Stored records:
..........

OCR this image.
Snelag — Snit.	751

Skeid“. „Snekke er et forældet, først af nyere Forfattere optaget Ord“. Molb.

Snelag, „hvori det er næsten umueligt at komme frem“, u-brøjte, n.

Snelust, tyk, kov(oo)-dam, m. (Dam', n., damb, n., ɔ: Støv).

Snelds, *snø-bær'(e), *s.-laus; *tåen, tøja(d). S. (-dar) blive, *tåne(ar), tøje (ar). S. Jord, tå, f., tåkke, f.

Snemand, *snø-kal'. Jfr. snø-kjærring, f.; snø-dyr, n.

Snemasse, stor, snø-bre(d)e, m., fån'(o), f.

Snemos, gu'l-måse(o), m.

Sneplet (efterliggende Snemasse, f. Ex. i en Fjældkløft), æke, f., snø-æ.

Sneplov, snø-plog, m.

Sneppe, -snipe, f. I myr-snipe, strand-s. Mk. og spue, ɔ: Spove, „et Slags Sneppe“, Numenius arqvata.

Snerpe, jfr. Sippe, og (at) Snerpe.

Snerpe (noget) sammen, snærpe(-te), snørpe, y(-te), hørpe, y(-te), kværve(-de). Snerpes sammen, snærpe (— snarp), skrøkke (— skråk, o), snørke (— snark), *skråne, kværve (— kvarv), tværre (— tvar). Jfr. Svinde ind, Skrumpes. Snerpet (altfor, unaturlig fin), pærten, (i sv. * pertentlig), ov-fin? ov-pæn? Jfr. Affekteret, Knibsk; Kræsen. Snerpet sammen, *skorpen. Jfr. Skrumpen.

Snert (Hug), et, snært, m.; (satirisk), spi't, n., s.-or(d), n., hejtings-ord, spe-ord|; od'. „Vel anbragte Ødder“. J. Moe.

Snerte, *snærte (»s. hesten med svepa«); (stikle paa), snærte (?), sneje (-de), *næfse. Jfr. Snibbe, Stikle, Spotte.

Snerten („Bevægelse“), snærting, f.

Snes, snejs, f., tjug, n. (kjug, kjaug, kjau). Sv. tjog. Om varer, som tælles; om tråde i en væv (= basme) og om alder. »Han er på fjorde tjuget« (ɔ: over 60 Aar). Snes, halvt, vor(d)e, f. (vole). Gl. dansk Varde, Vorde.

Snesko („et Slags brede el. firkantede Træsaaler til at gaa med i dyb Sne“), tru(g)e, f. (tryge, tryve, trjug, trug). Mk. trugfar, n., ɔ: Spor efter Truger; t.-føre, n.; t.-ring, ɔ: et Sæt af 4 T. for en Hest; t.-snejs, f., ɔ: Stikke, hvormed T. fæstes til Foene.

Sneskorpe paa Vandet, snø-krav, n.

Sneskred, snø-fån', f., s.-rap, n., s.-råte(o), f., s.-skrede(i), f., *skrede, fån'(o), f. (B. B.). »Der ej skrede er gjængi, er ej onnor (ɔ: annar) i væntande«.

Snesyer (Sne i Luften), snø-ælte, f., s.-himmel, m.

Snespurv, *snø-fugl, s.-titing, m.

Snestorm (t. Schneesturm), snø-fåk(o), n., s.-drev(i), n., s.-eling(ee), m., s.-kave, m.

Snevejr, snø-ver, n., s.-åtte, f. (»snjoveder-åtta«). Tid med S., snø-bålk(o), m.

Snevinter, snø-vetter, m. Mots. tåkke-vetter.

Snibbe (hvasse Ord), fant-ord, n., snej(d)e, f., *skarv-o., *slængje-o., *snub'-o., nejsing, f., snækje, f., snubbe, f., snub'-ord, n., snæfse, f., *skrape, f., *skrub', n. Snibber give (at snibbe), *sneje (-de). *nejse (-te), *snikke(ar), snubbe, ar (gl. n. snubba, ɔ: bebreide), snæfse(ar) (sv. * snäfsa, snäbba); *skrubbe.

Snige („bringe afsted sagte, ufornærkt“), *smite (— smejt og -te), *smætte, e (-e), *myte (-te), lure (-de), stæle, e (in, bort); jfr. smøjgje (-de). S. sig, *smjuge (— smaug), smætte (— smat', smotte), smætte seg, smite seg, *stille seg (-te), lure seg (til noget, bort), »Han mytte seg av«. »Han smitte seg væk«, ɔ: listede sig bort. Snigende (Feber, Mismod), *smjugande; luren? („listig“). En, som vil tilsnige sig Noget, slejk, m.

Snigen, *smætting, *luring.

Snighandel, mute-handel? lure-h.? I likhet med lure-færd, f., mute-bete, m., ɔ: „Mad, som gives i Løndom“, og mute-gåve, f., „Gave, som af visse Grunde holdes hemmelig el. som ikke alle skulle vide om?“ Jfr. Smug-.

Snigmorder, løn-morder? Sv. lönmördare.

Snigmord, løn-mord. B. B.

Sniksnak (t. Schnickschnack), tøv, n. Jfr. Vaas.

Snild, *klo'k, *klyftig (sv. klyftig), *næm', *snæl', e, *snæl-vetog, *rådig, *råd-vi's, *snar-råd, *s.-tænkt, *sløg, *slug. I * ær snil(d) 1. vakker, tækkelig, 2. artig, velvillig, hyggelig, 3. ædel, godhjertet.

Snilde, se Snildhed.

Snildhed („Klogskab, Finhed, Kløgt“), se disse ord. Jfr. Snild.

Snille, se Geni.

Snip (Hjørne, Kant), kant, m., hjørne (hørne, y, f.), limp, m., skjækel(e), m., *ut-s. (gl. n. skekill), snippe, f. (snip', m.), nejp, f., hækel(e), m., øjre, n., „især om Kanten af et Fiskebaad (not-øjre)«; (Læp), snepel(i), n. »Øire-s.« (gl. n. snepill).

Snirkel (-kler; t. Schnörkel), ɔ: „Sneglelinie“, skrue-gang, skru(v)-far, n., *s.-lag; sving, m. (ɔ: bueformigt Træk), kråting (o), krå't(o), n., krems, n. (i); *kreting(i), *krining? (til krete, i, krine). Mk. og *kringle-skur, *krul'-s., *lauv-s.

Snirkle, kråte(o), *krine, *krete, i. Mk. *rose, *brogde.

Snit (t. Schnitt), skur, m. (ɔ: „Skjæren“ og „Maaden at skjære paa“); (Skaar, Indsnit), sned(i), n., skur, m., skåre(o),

..........

Aim of the task
Copy out all the entries shown above, character for character.

Final result
OCR this image.
Snelag — Snit.	751

Skeid“. „Snekke er et forældet, først af nyere Forfattere optaget Ord“. Molb.

Snelag, „hvori det er næsten umueligt at komme frem“, u-brøjte, n.

Snelust, tyk, kov(oo)-dam, m. (Dam', n., damb, n., ɔ: Støv).

Snelds, *snø-bær'(e), *s.-laus; *tåen, tøja(d). S. (-dar) blive, *tåne(ar), tøje (ar). S. Jord, tå, f., tåkke, f.

Snemand, *snø-kal'. Jfr. snø-kjærring, f.; snø-dyr, n.

Snemasse, stor, snø-bre(d)e, m., fån'(o), f.

Snemos, gu'l-måse(o), m.

Sneplet (efterliggende Snemasse, f. Ex. i en Fjældkløft), æke, f., snø-æ.

Sneplov, snø-plog, m.

Sneppe, -snipe, f. I myr-snipe, strand-s. Mk. og spue, ɔ: Spove, „et Slags Sneppe“, Numenius arqvata.

Snerpe, jfr. Sippe, og (at) Snerpe.

Snerpe (noget) sammen, snærpe(-te), snørpe, y(-te), hørpe, y(-te), kværve(-de). Snerpes sammen, snærpe (— snarp), skrøkke (— skråk, o), snørke (— snark), *skråne, kværve (— kvarv), tværre (— tvar). Jfr. Svinde ind, Skrumpes. Snerpet (altfor, unaturlig fin), pærten, (i sv. * pertentlig), ov-fin? ov-pæn? Jfr. Affekteret, Knibsk; Kræsen. Snerpet sammen, *skorpen. Jfr. Skrumpen.

Snert (Hug), et, snært, m.; (satirisk), spi't, n., s.-or(d), n., hejtings-ord, spe-ord|; od'. „Vel anbragte Ødder“. J. Moe.

Snerte, *snærte (»s. hesten med svepa«); (stikle paa), snærte (?), sneje (-de), *næfse. Jfr. Snibbe, Stikle, Spotte.

Snerten („Bevægelse“), snærting, f.

Snes, snejs, f., tjug, n. (kjug, kjaug, kjau). Sv. tjog. Om varer, som tælles; om tråde i en væv (= basme) og om alder. »Han er på fjorde tjuget« (ɔ: over 60 Aar). Snes, halvt, vor(d)e, f. (vole). Gl. dansk Varde, Vorde.

Snesko („et Slags brede el. firkantede Træsaaler til at gaa med i dyb Sne“), tru(g)e, f. (tryge, tryve, trjug, trug). Mk. trugfar, n., ɔ: Spor efter Truger; t.-føre, n.; t.-ring, ɔ: et Sæt af 4 T. for en Hest; t.-snejs, f., ɔ: Stikke, hvormed T. fæstes til Foene.

Sneskorpe paa Vandet, snø-krav, n.

Sneskred, snø-fån', f., s.-rap, n., s.-råte(o), f., s.-skrede(i), f., *skrede, fån'(o), f. (B. B.). »Der ej skrede er gjængi, er ej onnor (ɔ: annar) i væntande«.

Snesyer (Sne i Luften), snø-ælte, f., s.-himmel, m.

Snespurv, *snø-fugl, s.-titing, m.

Snestorm (t. Schneesturm), snø-fåk(o), n., s.-drev(i), n., s.-eling(ee), m., s.-kave, m.

Snevejr, snø-ver, n., s.-åtte, f. (»snjoveder-åtta«). Tid med S., snø-bålk(o), m.

Snevinter, snø-vetter, m. Mots. tåkke-vetter.

Snibbe (hvasse Ord), fant-ord, n., snej(d)e, f., *skarv-o., *slængje-o., *snub'-o., nejsing, f., snækje, f., snubbe, f., snub'-ord, n., snæfse, f., *skrape, f., *skrub', n. Snibber give (at snibbe), *sneje (-de). *nejse (-te), *snikke(ar), snubbe, ar (gl. n. snubba, ɔ: bebreide), snæfse(ar) (sv. * snäfsa, snäbba); *skrubbe.

Snige („bringe afsted sagte, ufornærkt“), *smite (— smejt og -te), *smætte, e (-e), *myte (-te), lure (-de), stæle, e (in, bort); jfr. smøjgje (-de). S. sig, *smjuge (— smaug), smætte (— smat', smotte), smætte seg, smite seg, *stille seg (-te), lure seg (til noget, bort), »Han mytte seg av«. »Han smitte seg væk«, ɔ: listede sig bort. Snigende (Feber, Mismod), *smjugande; luren? („listig“). En, som vil tilsnige sig Noget, slejk, m.

Snigen, *smætting, *luring.

Snighandel, mute-handel? lure-h.? I likhet med lure-færd, f., mute-bete, m., ɔ: „Mad, som gives i Løndom“, og mute-gåve, f., „Gave, som af visse Grunde holdes hemmelig el. som ikke alle skulle vide om?“ Jfr. Smug-.

Snigmorder, løn-morder? Sv. lönmördare.

Snigmord, løn-mord. B. B.

Sniksnak (t. Schnickschnack), tøv, n. Jfr. Vaas.

Snild, *klo'k, *klyftig (sv. klyftig), *næm', *snæl', e, *snæl-vetog, *rådig, *råd-vi's, *snar-råd, *s.-tænkt, *sløg, *slug. I * ær snil(d) 1. vakker, tækkelig, 2. artig, velvillig, hyggelig, 3. ædel, godhjertet.

Snilde, se Snildhed.

Snildhed („Klogskab, Finhed, Kløgt“), se disse ord. Jfr. Snild.

Snille, se Geni.

Snip (Hjørne, Kant), kant, m., hjørne (hørne, y, f.), limp, m., skjækel(e), m., *ut-s. (gl. n. skekill), snippe, f. (snip', m.), nejp, f., hækel(e), m., øjre, n., „især om Kanten af et Fiskebaad (not-øjre)«; (Læp), snepel(i), n. »Øire-s.« (gl. n. snepill).

Snirkel (-kler; t. Schnörkel), ɔ: „Sneglelinie“, skrue-gang, skru(v)-far, n., *s.-lag; sving, m. (ɔ: bueformigt Træk), kråting (o), krå't(o), n., krems, n. (i); *kreting(i), *krining? (til krete, i, krine). Mk. og *kringle-skur, *krul'-s., *lauv-s.

Snirkle, kråte(o), *krine, *krete, i. Mk. *rose, *brogde.

Snit (t. Schnitt), skur, m. (ɔ: „Skjæren“ og „Maaden at skjære paa“); (Skaar, Indsnit), sned(i), n., skur, m., skåre(o),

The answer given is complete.